■ Problem details: Write out the full set of records below exactly.

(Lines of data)
□ □ □ □ □
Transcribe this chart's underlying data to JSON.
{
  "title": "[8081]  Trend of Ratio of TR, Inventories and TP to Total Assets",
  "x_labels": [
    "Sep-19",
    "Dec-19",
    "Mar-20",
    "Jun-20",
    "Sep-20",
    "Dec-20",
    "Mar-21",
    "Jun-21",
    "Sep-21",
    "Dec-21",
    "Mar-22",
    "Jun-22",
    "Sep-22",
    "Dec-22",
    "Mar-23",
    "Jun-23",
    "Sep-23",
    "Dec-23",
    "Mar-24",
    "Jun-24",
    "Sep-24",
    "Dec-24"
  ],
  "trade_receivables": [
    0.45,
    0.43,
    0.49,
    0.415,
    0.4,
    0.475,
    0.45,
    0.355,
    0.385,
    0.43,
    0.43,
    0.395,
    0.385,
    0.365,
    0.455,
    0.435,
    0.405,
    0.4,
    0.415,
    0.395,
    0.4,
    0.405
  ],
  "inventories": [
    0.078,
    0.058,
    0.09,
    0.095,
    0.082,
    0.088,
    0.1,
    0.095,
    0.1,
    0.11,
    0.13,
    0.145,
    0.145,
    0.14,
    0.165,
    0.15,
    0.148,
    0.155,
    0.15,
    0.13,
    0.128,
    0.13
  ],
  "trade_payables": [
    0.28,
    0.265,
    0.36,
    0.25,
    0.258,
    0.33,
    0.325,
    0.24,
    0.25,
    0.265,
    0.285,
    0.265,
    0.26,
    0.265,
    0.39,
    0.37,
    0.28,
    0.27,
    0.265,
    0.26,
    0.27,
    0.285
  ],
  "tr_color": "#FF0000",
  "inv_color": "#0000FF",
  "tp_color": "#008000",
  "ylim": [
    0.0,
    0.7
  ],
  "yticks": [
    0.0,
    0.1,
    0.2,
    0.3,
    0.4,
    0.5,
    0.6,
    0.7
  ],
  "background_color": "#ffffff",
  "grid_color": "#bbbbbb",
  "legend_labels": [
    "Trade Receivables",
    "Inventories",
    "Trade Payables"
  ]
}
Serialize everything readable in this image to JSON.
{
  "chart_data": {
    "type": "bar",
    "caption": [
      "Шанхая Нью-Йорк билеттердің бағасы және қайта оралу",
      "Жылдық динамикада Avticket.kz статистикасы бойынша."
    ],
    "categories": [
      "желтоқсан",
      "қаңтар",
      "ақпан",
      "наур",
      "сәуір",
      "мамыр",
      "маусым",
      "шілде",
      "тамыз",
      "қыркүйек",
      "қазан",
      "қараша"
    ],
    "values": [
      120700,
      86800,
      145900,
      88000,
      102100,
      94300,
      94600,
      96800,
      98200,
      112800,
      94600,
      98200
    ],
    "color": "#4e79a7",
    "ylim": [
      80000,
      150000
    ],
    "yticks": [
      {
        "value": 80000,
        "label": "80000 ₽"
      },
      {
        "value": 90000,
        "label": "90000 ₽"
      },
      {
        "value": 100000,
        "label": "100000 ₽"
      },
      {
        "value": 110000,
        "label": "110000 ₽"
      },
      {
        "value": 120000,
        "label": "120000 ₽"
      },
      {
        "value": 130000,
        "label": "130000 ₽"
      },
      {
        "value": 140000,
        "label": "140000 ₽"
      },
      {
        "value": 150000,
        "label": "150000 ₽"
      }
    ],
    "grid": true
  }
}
□ □ □ □ □
■ Solution:
Transcribe this chart's underlying data to JSON.
{
  "title": "[8081]  Trend of Ratio of TR, Inventories and TP to Total Assets",
  "x_labels": [
    "Sep-19",
    "Dec-19",
    "Mar-20",
    "Jun-20",
    "Sep-20",
    "Dec-20",
    "Mar-21",
    "Jun-21",
    "Sep-21",
    "Dec-21",
    "Mar-22",
    "Jun-22",
    "Sep-22",
    "Dec-22",
    "Mar-23",
    "Jun-23",
    "Sep-23",
    "Dec-23",
    "Mar-24",
    "Jun-24",
    "Sep-24",
    "Dec-24"
  ],
  "trade_receivables": [
    0.45,
    0.43,
    0.49,
    0.415,
    0.4,
    0.475,
    0.45,
    0.355,
    0.385,
    0.43,
    0.43,
    0.395,
    0.385,
    0.365,
    0.455,
    0.435,
    0.405,
    0.4,
    0.415,
    0.395,
    0.4,
    0.405
  ],
  "inventories": [
    0.078,
    0.058,
    0.09,
    0.095,
    0.082,
    0.088,
    0.1,
    0.095,
    0.1,
    0.11,
    0.13,
    0.145,
    0.145,
    0.14,
    0.165,
    0.15,
    0.148,
    0.155,
    0.15,
    0.13,
    0.128,
    0.13
  ],
  "trade_payables": [
    0.28,
    0.265,
    0.36,
    0.25,
    0.258,
    0.33,
    0.325,
    0.24,
    0.25,
    0.265,
    0.285,
    0.265,
    0.26,
    0.265,
    0.39,
    0.37,
    0.28,
    0.27,
    0.265,
    0.26,
    0.27,
    0.285
  ],
  "tr_color": "#FF0000",
  "inv_color": "#0000FF",
  "tp_color": "#008000",
  "ylim": [
    0.0,
    0.7
  ],
  "yticks": [
    0.0,
    0.1,
    0.2,
    0.3,
    0.4,
    0.5,
    0.6,
    0.7
  ],
  "background_color": "#ffffff",
  "grid_color": "#bbbbbb",
  "legend_labels": [
    "Trade Receivables",
    "Inventories",
    "Trade Payables"
  ]
}
Serialize everything readable in this image to JSON.
{
  "chart_data": {
    "type": "bar",
    "caption": [
      "Шанхая Нью-Йорк билеттердің бағасы және қайта оралу",
      "Жылдық динамикада Avticket.kz статистикасы бойынша."
    ],
    "categories": [
      "желтоқсан",
      "қаңтар",
      "ақпан",
      "наур",
      "сәуір",
      "мамыр",
      "маусым",
      "шілде",
      "тамыз",
      "қыркүйек",
      "қазан",
      "қараша"
    ],
    "values": [
      120700,
      86800,
      145900,
      88000,
      102100,
      94300,
      94600,
      96800,
      98200,
      112800,
      94600,
      98200
    ],
    "color": "#4e79a7",
    "ylim": [
      80000,
      150000
    ],
    "yticks": [
      {
        "value": 80000,
        "label": "80000 ₽"
      },
      {
        "value": 90000,
        "label": "90000 ₽"
      },
      {
        "value": 100000,
        "label": "100000 ₽"
      },
      {
        "value": 110000,
        "label": "110000 ₽"
      },
      {
        "value": 120000,
        "label": "120000 ₽"
      },
      {
        "value": 130000,
        "label": "130000 ₽"
      },
      {
        "value": 140000,
        "label": "140000 ₽"
      },
      {
        "value": 150000,
        "label": "150000 ₽"
      }
    ],
    "grid": true
  }
}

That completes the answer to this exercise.